EXERCISE
Tell how many lines in the data below hold the string "name"; give nothing but the number.

AVAILABLE DATA
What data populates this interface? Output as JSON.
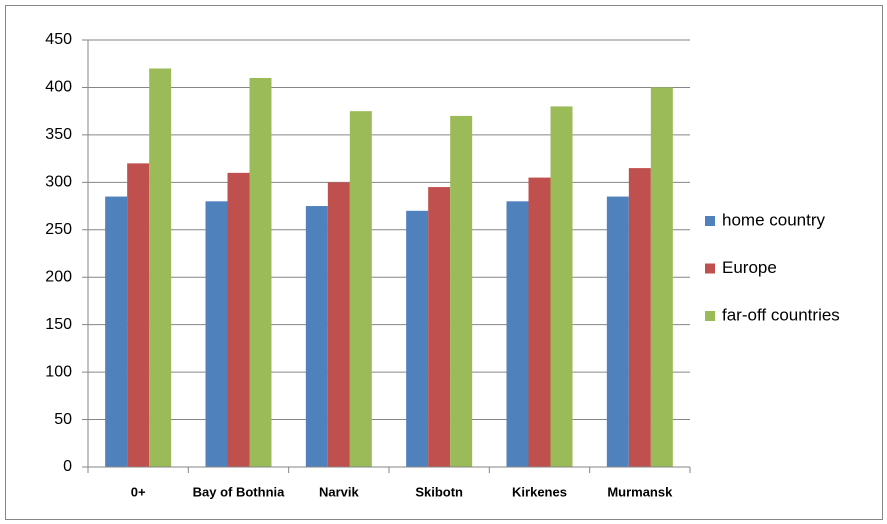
{
  "chart_data": {
    "type": "bar",
    "categories": [
      "0+",
      "Bay of Bothnia",
      "Narvik",
      "Skibotn",
      "Kirkenes",
      "Murmansk"
    ],
    "series": [
      {
        "name": "home country",
        "color": "#4f81bd",
        "values": [
          285,
          280,
          275,
          270,
          280,
          285
        ]
      },
      {
        "name": "Europe",
        "color": "#c0504d",
        "values": [
          320,
          310,
          300,
          295,
          305,
          315
        ]
      },
      {
        "name": "far-off countries",
        "color": "#9bbb59",
        "values": [
          420,
          410,
          375,
          370,
          380,
          400
        ]
      }
    ],
    "ylim": [
      0,
      450
    ],
    "yticks": [
      0,
      50,
      100,
      150,
      200,
      250,
      300,
      350,
      400,
      450
    ],
    "grid": true,
    "legend": "right"
  }
}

SOLUTION BELOW
3